INPUT RECORDS:
---------------

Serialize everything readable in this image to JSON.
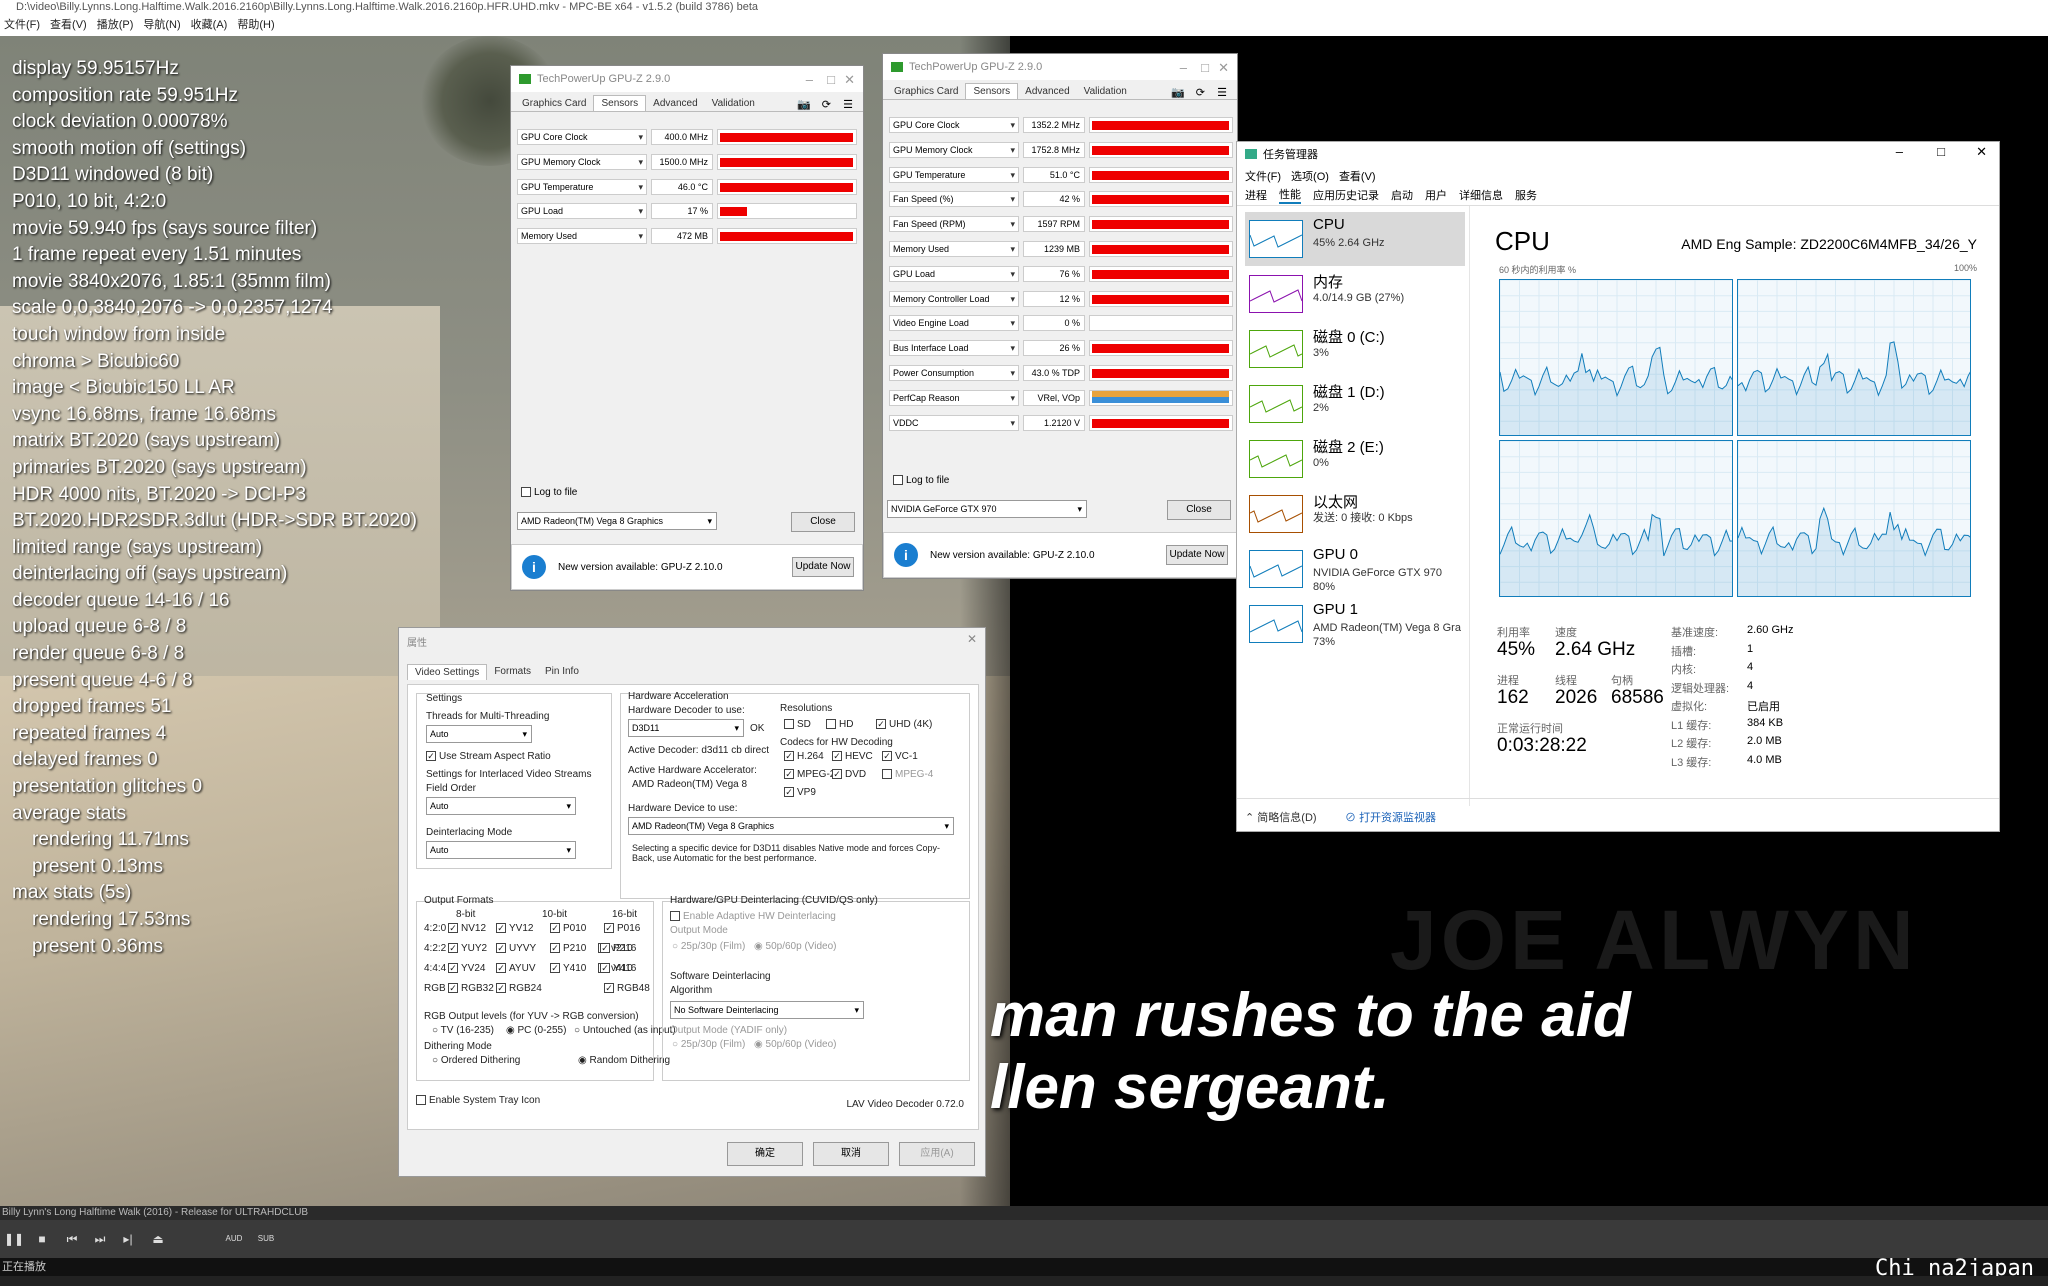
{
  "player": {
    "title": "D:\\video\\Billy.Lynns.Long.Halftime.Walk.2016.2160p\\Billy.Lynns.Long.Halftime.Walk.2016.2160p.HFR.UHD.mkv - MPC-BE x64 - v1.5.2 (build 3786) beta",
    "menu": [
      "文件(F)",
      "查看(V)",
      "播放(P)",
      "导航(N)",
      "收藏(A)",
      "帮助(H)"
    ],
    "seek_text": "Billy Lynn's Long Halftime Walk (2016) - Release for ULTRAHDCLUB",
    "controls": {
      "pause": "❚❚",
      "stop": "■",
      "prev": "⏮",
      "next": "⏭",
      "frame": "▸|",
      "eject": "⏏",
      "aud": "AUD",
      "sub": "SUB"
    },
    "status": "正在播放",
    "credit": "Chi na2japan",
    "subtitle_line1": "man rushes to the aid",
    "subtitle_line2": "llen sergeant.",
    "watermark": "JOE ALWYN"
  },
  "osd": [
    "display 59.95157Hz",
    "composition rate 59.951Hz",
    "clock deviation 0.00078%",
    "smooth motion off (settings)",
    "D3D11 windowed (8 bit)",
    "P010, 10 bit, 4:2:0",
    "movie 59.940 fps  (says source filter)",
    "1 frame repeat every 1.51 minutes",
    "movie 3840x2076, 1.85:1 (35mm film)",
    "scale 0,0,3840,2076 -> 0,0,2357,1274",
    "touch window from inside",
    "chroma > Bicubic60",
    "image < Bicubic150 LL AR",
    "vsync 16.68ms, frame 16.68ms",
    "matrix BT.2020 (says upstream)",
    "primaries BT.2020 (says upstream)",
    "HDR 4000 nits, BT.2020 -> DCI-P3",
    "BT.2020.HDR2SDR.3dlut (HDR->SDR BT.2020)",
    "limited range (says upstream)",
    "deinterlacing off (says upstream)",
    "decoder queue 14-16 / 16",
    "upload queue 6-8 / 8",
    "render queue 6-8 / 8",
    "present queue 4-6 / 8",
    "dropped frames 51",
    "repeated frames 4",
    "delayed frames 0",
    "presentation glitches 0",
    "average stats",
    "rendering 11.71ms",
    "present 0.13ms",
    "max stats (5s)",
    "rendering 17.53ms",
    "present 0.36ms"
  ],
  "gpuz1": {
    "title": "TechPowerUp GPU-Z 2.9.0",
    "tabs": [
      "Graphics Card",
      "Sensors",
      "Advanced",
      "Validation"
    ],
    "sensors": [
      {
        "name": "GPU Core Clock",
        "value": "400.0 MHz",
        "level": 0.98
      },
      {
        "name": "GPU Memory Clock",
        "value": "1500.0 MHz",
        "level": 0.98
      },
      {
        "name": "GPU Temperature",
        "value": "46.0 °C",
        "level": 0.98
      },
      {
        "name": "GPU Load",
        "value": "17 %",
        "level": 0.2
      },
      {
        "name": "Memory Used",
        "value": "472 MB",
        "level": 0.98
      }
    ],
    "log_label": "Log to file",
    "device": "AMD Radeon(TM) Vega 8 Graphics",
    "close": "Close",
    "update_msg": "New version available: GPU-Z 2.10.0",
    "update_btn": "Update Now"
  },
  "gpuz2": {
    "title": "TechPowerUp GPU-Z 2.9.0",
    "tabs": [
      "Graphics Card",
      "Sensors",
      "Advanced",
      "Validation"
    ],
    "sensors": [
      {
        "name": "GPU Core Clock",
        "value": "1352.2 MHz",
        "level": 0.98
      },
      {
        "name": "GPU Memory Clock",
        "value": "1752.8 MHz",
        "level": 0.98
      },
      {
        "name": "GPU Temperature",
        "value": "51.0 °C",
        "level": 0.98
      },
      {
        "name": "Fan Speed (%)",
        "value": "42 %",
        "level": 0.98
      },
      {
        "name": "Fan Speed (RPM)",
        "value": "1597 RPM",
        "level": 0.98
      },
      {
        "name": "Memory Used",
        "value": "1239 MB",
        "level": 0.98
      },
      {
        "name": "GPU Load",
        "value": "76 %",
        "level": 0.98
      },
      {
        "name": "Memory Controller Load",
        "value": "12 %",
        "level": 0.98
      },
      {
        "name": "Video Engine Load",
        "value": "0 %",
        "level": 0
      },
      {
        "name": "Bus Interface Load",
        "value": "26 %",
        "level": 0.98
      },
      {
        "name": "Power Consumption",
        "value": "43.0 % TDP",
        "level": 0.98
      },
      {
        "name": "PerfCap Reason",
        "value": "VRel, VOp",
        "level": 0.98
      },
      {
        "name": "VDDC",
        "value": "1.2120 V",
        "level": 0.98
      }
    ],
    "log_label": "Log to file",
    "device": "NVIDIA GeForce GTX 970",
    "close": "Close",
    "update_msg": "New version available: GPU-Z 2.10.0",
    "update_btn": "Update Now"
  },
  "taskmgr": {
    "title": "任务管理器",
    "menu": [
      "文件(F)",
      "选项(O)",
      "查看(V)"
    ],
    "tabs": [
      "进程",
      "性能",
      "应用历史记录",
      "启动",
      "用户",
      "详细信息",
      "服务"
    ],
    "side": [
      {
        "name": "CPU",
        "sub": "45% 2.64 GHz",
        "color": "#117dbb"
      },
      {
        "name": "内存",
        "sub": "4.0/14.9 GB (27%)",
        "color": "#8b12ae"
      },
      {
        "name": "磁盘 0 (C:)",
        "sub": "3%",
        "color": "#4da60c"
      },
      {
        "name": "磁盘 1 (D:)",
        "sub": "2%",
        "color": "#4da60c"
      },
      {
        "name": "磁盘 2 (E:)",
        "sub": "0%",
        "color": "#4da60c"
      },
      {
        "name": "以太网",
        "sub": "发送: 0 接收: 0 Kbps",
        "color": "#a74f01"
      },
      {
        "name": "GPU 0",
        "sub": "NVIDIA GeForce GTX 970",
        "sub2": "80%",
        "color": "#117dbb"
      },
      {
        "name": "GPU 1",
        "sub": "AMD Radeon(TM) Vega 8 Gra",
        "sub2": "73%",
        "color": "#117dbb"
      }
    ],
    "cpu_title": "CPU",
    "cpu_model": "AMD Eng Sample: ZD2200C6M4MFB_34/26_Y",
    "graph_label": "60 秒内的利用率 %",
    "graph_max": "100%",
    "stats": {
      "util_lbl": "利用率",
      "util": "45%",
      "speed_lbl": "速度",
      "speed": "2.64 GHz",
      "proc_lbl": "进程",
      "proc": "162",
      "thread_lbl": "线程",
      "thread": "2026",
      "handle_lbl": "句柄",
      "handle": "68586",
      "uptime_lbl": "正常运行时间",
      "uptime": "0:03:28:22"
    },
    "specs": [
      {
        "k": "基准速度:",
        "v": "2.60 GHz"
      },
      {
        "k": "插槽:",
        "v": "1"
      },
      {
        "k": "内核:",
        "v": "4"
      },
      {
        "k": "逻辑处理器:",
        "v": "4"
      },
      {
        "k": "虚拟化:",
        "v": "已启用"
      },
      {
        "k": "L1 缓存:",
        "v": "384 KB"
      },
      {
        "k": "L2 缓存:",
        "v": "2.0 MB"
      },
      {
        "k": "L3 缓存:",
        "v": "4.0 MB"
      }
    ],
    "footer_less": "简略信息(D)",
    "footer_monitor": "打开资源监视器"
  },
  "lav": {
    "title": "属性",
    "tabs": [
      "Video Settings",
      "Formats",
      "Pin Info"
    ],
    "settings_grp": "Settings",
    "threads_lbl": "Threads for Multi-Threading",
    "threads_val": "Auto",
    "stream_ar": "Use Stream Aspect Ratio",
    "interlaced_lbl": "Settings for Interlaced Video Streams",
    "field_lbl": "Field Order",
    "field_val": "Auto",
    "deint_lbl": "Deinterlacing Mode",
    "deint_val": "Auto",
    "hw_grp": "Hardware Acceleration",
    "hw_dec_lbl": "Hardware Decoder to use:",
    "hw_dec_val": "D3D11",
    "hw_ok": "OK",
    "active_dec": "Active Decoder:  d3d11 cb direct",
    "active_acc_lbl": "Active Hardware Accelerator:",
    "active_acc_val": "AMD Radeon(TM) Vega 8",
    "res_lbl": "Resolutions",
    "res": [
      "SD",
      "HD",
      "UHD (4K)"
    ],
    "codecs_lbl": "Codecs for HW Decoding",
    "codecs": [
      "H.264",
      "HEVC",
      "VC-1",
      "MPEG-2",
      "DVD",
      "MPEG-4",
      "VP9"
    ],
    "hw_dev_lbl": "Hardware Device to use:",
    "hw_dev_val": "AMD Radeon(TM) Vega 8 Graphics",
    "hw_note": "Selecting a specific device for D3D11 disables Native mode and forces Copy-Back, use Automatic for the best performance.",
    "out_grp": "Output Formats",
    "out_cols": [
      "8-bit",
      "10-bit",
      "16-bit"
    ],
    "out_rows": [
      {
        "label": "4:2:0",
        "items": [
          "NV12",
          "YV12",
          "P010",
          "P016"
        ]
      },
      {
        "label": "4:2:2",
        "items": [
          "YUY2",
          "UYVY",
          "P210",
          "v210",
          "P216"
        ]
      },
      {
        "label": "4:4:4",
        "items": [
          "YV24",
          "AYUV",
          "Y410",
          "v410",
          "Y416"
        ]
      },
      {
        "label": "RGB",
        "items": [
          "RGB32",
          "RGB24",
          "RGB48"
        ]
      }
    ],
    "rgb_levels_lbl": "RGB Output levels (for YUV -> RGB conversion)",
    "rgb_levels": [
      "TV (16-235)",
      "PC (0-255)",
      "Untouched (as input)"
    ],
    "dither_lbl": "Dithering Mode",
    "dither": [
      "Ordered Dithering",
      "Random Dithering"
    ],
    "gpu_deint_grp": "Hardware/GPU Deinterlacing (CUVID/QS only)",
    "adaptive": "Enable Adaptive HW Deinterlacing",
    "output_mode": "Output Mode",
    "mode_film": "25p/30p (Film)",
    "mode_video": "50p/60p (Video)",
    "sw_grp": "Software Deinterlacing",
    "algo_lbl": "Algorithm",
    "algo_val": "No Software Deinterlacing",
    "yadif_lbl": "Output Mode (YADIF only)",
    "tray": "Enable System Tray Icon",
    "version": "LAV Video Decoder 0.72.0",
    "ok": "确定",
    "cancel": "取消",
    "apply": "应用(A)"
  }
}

---------------

GOAL OF THE EXERCISE: Look through the entries and return every line where "only" appears.

EXERCISE SOLUTION:
    "gpu_deint_grp": "Hardware/GPU Deinterlacing (CUVID/QS only)",
    "yadif_lbl": "Output Mode (YADIF only)",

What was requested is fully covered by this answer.